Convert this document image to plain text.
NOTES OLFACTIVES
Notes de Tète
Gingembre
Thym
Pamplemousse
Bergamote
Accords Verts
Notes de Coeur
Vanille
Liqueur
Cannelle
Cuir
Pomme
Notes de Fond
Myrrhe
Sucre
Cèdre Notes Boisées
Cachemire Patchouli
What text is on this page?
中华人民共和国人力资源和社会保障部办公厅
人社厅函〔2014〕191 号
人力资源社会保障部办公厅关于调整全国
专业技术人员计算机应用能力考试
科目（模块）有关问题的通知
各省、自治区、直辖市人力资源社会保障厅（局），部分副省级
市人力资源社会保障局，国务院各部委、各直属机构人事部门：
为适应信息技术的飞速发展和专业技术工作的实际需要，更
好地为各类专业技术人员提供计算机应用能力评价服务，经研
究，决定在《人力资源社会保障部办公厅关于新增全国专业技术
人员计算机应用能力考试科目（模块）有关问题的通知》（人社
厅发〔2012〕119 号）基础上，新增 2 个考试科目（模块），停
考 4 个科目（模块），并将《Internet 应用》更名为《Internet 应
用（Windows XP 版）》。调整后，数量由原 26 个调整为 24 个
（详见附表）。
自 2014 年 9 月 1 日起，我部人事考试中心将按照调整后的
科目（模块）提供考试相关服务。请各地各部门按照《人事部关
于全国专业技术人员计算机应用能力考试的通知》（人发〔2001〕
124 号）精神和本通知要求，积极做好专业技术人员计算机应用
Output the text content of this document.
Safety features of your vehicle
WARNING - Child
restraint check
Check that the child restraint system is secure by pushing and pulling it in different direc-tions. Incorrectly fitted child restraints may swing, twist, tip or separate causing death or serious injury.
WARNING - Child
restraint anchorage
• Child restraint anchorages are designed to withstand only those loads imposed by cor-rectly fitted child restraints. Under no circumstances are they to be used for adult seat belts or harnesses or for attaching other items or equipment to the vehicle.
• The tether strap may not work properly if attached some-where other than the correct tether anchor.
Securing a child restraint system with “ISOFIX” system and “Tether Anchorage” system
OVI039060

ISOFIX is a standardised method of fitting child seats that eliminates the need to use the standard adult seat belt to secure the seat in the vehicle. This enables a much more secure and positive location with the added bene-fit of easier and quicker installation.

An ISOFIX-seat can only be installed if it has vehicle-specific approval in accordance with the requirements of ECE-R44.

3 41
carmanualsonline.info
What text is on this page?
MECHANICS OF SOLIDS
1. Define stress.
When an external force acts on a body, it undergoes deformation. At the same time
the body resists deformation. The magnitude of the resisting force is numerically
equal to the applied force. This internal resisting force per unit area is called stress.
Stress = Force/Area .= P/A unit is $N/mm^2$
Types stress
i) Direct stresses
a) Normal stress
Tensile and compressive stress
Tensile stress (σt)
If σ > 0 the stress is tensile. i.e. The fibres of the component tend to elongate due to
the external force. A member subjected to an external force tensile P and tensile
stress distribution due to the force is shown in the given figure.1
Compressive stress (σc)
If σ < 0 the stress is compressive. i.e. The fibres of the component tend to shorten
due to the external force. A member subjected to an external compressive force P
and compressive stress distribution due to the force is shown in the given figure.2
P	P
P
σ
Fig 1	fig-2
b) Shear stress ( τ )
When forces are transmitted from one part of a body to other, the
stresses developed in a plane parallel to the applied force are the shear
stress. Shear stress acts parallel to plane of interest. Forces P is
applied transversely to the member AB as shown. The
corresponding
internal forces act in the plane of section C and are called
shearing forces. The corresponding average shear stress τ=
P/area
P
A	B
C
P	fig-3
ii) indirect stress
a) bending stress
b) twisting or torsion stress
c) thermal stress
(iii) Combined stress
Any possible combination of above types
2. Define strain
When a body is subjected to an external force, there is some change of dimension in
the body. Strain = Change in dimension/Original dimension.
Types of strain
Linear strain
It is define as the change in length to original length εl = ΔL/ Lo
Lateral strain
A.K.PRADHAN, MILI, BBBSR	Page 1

****************************************

_EXERCISE DESCRIPTION:_ Write out every entry above, word for word.

_OUTPUT OF THE EXERCISE:_
Convert this document image to plain text.
NOTES OLFACTIVES
Notes de Tète
Gingembre
Thym
Pamplemousse
Bergamote
Accords Verts
Notes de Coeur
Vanille
Liqueur
Cannelle
Cuir
Pomme
Notes de Fond
Myrrhe
Sucre
Cèdre Notes Boisées
Cachemire Patchouli
What text is on this page?
中华人民共和国人力资源和社会保障部办公厅
人社厅函〔2014〕191 号
人力资源社会保障部办公厅关于调整全国
专业技术人员计算机应用能力考试
科目（模块）有关问题的通知
各省、自治区、直辖市人力资源社会保障厅（局），部分副省级
市人力资源社会保障局，国务院各部委、各直属机构人事部门：
为适应信息技术的飞速发展和专业技术工作的实际需要，更
好地为各类专业技术人员提供计算机应用能力评价服务，经研
究，决定在《人力资源社会保障部办公厅关于新增全国专业技术
人员计算机应用能力考试科目（模块）有关问题的通知》（人社
厅发〔2012〕119 号）基础上，新增 2 个考试科目（模块），停
考 4 个科目（模块），并将《Internet 应用》更名为《Internet 应
用（Windows XP 版）》。调整后，数量由原 26 个调整为 24 个
（详见附表）。
自 2014 年 9 月 1 日起，我部人事考试中心将按照调整后的
科目（模块）提供考试相关服务。请各地各部门按照《人事部关
于全国专业技术人员计算机应用能力考试的通知》（人发〔2001〕
124 号）精神和本通知要求，积极做好专业技术人员计算机应用
Output the text content of this document.
Safety features of your vehicle
WARNING - Child
restraint check
Check that the child restraint system is secure by pushing and pulling it in different direc-tions. Incorrectly fitted child restraints may swing, twist, tip or separate causing death or serious injury.
WARNING - Child
restraint anchorage
• Child restraint anchorages are designed to withstand only those loads imposed by cor-rectly fitted child restraints. Under no circumstances are they to be used for adult seat belts or harnesses or for attaching other items or equipment to the vehicle.
• The tether strap may not work properly if attached some-where other than the correct tether anchor.
Securing a child restraint system with “ISOFIX” system and “Tether Anchorage” system
OVI039060

ISOFIX is a standardised method of fitting child seats that eliminates the need to use the standard adult seat belt to secure the seat in the vehicle. This enables a much more secure and positive location with the added bene-fit of easier and quicker installation.

An ISOFIX-seat can only be installed if it has vehicle-specific approval in accordance with the requirements of ECE-R44.

3 41
carmanualsonline.info
What text is on this page?
MECHANICS OF SOLIDS
1. Define stress.
When an external force acts on a body, it undergoes deformation. At the same time
the body resists deformation. The magnitude of the resisting force is numerically
equal to the applied force. This internal resisting force per unit area is called stress.
Stress = Force/Area .= P/A unit is $N/mm^2$
Types stress
i) Direct stresses
a) Normal stress
Tensile and compressive stress
Tensile stress (σt)
If σ > 0 the stress is tensile. i.e. The fibres of the component tend to elongate due to
the external force. A member subjected to an external force tensile P and tensile
stress distribution due to the force is shown in the given figure.1
Compressive stress (σc)
If σ < 0 the stress is compressive. i.e. The fibres of the component tend to shorten
due to the external force. A member subjected to an external compressive force P
and compressive stress distribution due to the force is shown in the given figure.2
P	P
P
σ
Fig 1	fig-2
b) Shear stress ( τ )
When forces are transmitted from one part of a body to other, the
stresses developed in a plane parallel to the applied force are the shear
stress. Shear stress acts parallel to plane of interest. Forces P is
applied transversely to the member AB as shown. The
corresponding
internal forces act in the plane of section C and are called
shearing forces. The corresponding average shear stress τ=
P/area
P
A	B
C
P	fig-3
ii) indirect stress
a) bending stress
b) twisting or torsion stress
c) thermal stress
(iii) Combined stress
Any possible combination of above types
2. Define strain
When a body is subjected to an external force, there is some change of dimension in
the body. Strain = Change in dimension/Original dimension.
Types of strain
Linear strain
It is define as the change in length to original length εl = ΔL/ Lo
Lateral strain
A.K.PRADHAN, MILI, BBBSR	Page 1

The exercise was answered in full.